··· Recorded information
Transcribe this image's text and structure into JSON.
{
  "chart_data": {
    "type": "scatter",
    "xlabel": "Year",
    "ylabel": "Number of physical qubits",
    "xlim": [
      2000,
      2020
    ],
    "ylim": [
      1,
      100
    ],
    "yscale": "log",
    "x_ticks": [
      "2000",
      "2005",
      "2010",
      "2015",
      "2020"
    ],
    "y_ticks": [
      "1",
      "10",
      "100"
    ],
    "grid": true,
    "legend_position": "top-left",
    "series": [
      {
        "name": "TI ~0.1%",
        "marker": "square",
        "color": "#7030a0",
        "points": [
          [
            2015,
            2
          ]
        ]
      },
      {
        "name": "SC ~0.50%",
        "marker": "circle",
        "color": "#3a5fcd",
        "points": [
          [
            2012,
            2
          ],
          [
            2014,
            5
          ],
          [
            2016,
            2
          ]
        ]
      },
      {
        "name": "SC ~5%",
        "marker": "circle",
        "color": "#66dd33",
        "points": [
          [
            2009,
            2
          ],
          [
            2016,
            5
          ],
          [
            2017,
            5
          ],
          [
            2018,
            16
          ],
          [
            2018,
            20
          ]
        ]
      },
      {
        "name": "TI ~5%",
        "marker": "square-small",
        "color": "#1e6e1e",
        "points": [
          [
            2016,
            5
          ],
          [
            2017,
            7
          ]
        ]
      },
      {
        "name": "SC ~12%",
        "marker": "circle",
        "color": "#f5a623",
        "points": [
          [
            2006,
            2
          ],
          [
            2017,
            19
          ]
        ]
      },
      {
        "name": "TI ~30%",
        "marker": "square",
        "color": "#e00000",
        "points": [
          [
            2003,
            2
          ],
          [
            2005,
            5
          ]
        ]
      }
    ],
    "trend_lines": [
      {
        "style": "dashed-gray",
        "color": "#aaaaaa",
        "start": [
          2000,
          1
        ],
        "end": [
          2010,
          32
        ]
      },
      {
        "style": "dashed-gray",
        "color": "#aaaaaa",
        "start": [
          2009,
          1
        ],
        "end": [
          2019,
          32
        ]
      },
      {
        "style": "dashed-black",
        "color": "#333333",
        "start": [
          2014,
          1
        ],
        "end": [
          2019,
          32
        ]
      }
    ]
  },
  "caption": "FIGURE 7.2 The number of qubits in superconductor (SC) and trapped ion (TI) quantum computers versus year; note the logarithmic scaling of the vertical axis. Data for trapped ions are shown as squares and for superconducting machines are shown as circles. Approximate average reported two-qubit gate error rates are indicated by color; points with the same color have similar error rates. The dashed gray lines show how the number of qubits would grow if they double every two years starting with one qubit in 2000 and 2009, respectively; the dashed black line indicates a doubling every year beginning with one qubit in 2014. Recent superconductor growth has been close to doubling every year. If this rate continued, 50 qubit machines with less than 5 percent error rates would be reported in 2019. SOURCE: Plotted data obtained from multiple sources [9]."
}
······
Short problem
Copy every line of the listing where the word "name" appears.

Task answer
        "name": "TI ~0.1%",
        "name": "SC ~0.50%",
        "name": "SC ~5%",
        "name": "TI ~5%",
        "name": "SC ~12%",
        "name": "TI ~30%",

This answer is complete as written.